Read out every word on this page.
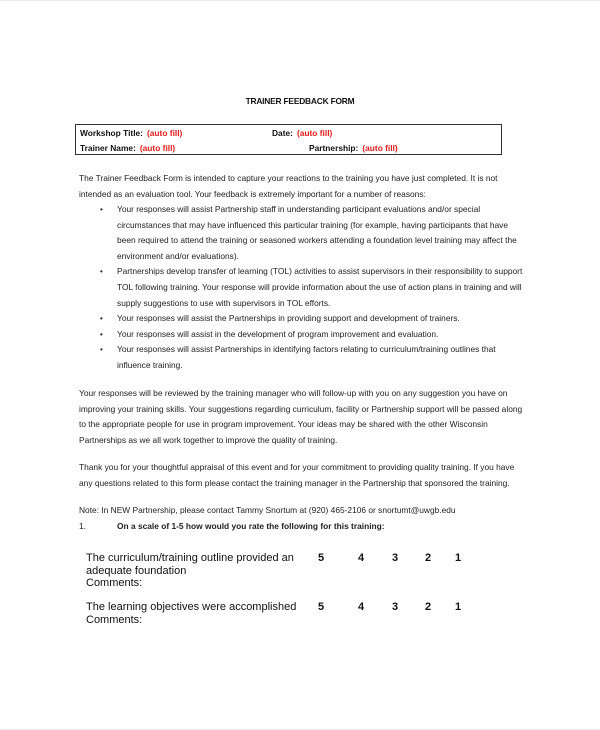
TRAINER FEEDBACK FORM
Workshop Title: (auto fill)	Date: (auto fill)
Trainer Name: (auto fill)	Partnership: (auto fill)
The Trainer Feedback Form is intended to capture your reactions to the training you have just completed. It is not intended as an evaluation tool. Your feedback is extremely important for a number of reasons:
• Your responses will assist Partnership staff in understanding participant evaluations and/or special circumstances that may have influenced this particular training (for example, having participants that have been required to attend the training or seasoned workers attending a foundation level training may affect the environment and/or evaluations).
• Partnerships develop transfer of learning (TOL) activities to assist supervisors in their responsibility to support TOL following training. Your response will provide information about the use of action plans in training and will supply suggestions to use with supervisors in TOL efforts.
• Your responses will assist the Partnerships in providing support and development of trainers.
• Your responses will assist in the development of program improvement and evaluation.
• Your responses will assist Partnerships in identifying factors relating to curriculum/training outlines that influence training.
Your responses will be reviewed by the training manager who will follow-up with you on any suggestion you have on improving your training skills. Your suggestions regarding curriculum, facility or Partnership support will be passed along to the appropriate people for use in program improvement. Your ideas may be shared with the other Wisconsin Partnerships as we all work together to improve the quality of training.
Thank you for your thoughtful appraisal of this event and for your commitment to providing quality training. If you have any questions related to this form please contact the training manager in the Partnership that sponsored the training.
Note: In NEW Partnership, please contact Tammy Snortum at (920) 465-2106 or snortumt@uwgb.edu
1.	On a scale of 1-5 how would you rate the following for this training:
The curriculum/training outline provided an adequate foundation
Comments:
5	4	3 2 1
The learning objectives were accomplished
Comments:
5	4	3 2 1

# What you have to do
Check each line above for "providing" and return the ones that have it.

# The output
• Your responses will assist the Partnerships in providing support and development of trainers.
Thank you for your thoughtful appraisal of this event and for your commitment to providing quality training. If you have any questions related to this form please contact the training manager in the Partnership that sponsored the training.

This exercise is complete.